── Given records ──

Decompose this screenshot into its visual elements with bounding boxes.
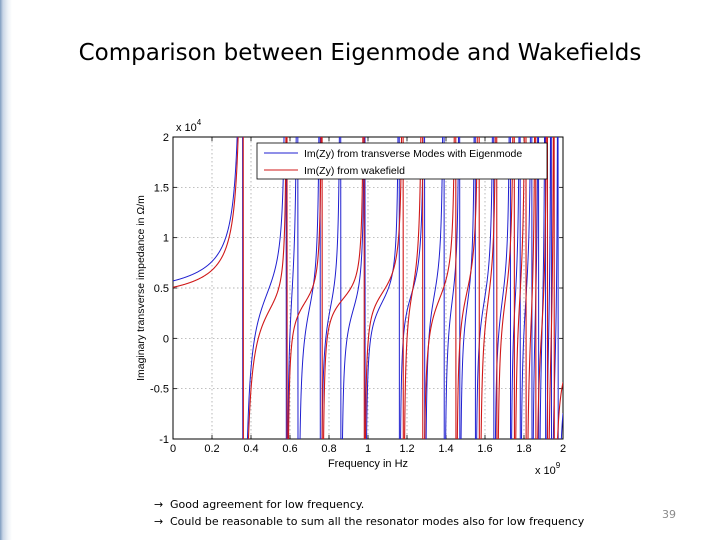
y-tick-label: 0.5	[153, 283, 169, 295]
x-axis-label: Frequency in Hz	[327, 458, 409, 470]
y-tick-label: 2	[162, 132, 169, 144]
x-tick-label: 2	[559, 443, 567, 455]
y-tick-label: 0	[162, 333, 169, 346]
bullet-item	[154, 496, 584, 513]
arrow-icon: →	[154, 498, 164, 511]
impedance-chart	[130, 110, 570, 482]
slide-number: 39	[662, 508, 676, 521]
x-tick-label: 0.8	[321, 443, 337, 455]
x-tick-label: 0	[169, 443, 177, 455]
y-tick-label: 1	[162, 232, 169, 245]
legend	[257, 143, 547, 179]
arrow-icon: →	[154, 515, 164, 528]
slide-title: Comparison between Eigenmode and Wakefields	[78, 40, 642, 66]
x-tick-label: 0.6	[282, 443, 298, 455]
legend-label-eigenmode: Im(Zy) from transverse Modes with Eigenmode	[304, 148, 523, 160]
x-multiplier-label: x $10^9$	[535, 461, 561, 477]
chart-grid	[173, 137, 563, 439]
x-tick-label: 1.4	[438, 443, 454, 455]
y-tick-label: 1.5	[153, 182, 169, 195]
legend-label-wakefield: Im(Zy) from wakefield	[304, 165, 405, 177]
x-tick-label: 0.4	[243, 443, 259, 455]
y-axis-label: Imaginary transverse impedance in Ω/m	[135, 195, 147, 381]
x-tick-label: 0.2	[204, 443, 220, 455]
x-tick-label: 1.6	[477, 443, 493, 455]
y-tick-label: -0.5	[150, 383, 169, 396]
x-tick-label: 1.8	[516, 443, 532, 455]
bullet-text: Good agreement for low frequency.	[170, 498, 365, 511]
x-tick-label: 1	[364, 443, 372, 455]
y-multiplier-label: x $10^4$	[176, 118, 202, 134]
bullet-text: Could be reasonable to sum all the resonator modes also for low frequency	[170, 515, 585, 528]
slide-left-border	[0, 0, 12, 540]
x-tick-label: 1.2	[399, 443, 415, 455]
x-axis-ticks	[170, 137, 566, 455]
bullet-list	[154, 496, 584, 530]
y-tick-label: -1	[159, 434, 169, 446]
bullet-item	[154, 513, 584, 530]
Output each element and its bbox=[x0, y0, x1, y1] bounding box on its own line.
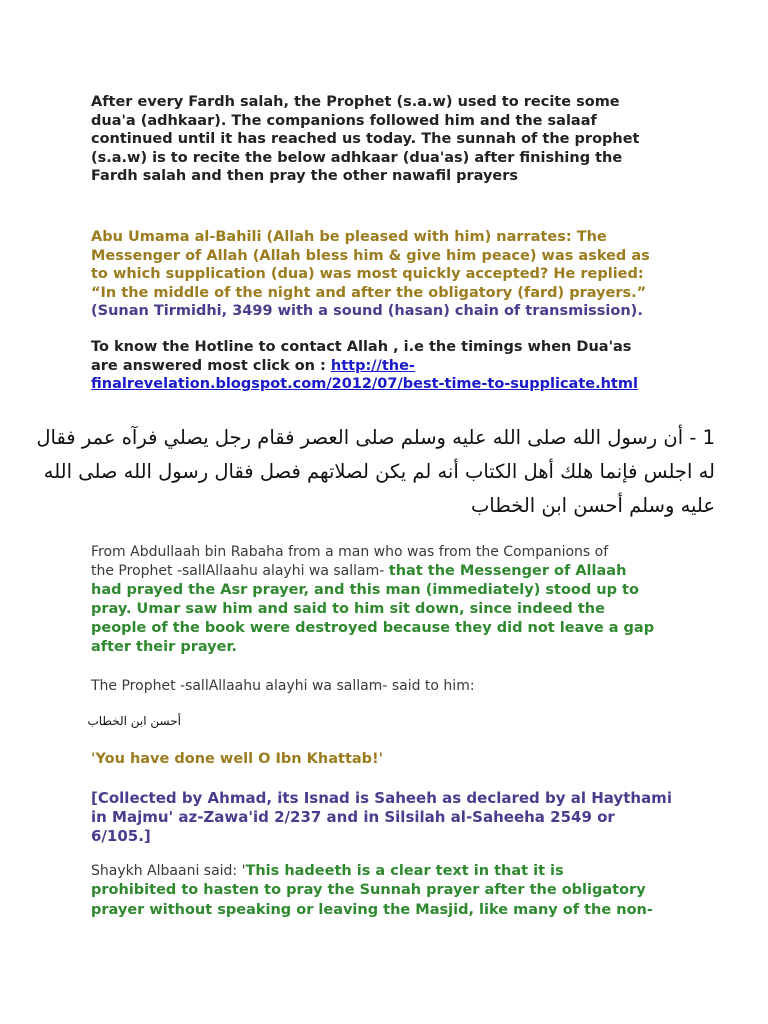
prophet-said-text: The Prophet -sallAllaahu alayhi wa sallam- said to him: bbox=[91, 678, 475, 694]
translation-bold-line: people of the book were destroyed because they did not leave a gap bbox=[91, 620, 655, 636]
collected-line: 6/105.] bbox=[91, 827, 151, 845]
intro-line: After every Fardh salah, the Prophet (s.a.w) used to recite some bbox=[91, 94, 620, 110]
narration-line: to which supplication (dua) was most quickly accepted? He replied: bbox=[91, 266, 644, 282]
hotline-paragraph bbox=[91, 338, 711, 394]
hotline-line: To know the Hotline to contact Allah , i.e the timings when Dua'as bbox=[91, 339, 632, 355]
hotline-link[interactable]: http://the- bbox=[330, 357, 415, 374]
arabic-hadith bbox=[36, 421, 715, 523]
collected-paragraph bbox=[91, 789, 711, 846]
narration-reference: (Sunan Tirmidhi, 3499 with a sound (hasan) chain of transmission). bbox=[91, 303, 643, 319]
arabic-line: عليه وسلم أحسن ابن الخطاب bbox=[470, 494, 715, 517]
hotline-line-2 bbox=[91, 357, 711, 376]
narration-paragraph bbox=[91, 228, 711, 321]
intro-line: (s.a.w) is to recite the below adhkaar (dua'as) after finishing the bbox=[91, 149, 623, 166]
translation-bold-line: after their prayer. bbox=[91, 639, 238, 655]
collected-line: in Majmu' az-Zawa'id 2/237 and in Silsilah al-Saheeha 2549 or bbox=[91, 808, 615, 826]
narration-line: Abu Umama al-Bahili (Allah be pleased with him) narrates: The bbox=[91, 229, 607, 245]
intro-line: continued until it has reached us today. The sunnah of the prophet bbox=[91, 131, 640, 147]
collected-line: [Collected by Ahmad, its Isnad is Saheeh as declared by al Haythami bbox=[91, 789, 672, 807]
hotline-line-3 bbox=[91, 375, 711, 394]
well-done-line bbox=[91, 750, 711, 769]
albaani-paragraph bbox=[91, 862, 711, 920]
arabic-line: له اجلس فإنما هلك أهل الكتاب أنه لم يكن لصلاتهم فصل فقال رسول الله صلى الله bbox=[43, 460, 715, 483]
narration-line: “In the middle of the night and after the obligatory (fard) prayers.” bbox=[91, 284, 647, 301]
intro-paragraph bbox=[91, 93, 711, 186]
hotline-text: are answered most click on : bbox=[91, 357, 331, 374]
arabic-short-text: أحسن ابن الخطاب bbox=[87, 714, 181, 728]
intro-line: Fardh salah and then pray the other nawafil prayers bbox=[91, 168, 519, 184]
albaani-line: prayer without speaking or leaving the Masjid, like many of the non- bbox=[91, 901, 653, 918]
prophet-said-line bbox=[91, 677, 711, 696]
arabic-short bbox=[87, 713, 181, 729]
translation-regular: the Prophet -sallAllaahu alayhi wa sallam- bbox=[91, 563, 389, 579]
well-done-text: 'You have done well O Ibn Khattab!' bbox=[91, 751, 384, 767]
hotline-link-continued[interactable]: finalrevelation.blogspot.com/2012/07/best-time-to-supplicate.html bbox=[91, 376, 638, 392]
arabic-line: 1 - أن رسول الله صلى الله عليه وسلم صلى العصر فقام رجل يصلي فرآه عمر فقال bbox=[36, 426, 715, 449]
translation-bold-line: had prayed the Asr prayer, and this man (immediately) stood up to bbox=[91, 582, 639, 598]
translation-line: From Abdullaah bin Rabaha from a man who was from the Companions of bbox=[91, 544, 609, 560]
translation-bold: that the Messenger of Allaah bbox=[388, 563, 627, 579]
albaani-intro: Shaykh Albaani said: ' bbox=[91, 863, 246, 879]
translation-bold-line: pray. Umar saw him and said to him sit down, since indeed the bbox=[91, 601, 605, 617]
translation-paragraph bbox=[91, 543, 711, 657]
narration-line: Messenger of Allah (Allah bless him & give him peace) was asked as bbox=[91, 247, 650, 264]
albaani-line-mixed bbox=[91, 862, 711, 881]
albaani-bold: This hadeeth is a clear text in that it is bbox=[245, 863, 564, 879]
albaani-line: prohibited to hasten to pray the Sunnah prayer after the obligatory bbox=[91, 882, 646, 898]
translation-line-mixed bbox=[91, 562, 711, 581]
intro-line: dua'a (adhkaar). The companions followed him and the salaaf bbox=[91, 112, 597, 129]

───
── Given records ──

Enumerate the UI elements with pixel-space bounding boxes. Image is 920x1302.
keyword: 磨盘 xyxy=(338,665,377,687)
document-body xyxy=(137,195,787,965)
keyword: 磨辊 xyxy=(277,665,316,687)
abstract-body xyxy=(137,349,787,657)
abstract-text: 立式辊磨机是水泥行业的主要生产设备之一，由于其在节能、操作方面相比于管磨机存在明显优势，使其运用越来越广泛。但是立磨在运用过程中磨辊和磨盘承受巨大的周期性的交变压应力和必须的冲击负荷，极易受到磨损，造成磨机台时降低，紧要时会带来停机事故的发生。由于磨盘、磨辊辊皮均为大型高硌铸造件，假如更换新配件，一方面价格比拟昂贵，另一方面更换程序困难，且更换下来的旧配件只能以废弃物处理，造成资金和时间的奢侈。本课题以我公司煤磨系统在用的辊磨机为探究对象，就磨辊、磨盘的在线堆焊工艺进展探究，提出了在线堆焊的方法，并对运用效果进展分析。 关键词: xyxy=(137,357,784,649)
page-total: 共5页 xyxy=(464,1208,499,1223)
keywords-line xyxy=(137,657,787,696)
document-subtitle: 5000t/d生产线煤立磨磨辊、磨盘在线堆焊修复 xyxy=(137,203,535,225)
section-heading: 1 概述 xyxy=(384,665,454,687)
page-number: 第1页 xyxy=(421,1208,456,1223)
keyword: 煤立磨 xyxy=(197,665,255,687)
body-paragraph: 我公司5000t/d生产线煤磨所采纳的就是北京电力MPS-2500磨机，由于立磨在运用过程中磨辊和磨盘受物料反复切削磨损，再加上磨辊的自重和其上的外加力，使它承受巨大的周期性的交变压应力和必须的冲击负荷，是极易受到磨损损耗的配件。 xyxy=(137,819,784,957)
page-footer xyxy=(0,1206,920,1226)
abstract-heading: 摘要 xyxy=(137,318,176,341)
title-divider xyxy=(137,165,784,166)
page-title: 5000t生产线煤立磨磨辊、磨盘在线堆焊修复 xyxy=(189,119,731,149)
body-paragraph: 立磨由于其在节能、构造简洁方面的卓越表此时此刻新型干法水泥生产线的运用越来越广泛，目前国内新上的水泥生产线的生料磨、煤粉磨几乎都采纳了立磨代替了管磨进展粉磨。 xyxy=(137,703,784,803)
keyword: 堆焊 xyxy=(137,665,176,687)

───

Retype the entries from the line containing "Enumerate the UI" through the line containing "keyword: 堆焊 xyxy=(137,665,176,687)", including both of those lines.

Enumerate the UI elements with pixel-space bounding boxes. Image is 920x1302.
keyword: 磨盘 xyxy=(338,665,377,687)
document-body xyxy=(137,195,787,965)
keyword: 磨辊 xyxy=(277,665,316,687)
abstract-body xyxy=(137,349,787,657)
abstract-text: 立式辊磨机是水泥行业的主要生产设备之一，由于其在节能、操作方面相比于管磨机存在明显优势，使其运用越来越广泛。但是立磨在运用过程中磨辊和磨盘承受巨大的周期性的交变压应力和必须的冲击负荷，极易受到磨损，造成磨机台时降低，紧要时会带来停机事故的发生。由于磨盘、磨辊辊皮均为大型高硌铸造件，假如更换新配件，一方面价格比拟昂贵，另一方面更换程序困难，且更换下来的旧配件只能以废弃物处理，造成资金和时间的奢侈。本课题以我公司煤磨系统在用的辊磨机为探究对象，就磨辊、磨盘的在线堆焊工艺进展探究，提出了在线堆焊的方法，并对运用效果进展分析。 关键词: xyxy=(137,357,784,649)
page-total: 共5页 xyxy=(464,1208,499,1223)
keywords-line xyxy=(137,657,787,696)
document-subtitle: 5000t/d生产线煤立磨磨辊、磨盘在线堆焊修复 xyxy=(137,203,535,225)
section-heading: 1 概述 xyxy=(384,665,454,687)
page-number: 第1页 xyxy=(421,1208,456,1223)
keyword: 煤立磨 xyxy=(197,665,255,687)
body-paragraph: 我公司5000t/d生产线煤磨所采纳的就是北京电力MPS-2500磨机，由于立磨在运用过程中磨辊和磨盘受物料反复切削磨损，再加上磨辊的自重和其上的外加力，使它承受巨大的周期性的交变压应力和必须的冲击负荷，是极易受到磨损损耗的配件。 xyxy=(137,819,784,957)
page-footer xyxy=(0,1206,920,1226)
abstract-heading: 摘要 xyxy=(137,318,176,341)
title-divider xyxy=(137,165,784,166)
page-title: 5000t生产线煤立磨磨辊、磨盘在线堆焊修复 xyxy=(189,119,731,149)
body-paragraph: 立磨由于其在节能、构造简洁方面的卓越表此时此刻新型干法水泥生产线的运用越来越广泛，目前国内新上的水泥生产线的生料磨、煤粉磨几乎都采纳了立磨代替了管磨进展粉磨。 xyxy=(137,703,784,803)
keyword: 堆焊 xyxy=(137,665,176,687)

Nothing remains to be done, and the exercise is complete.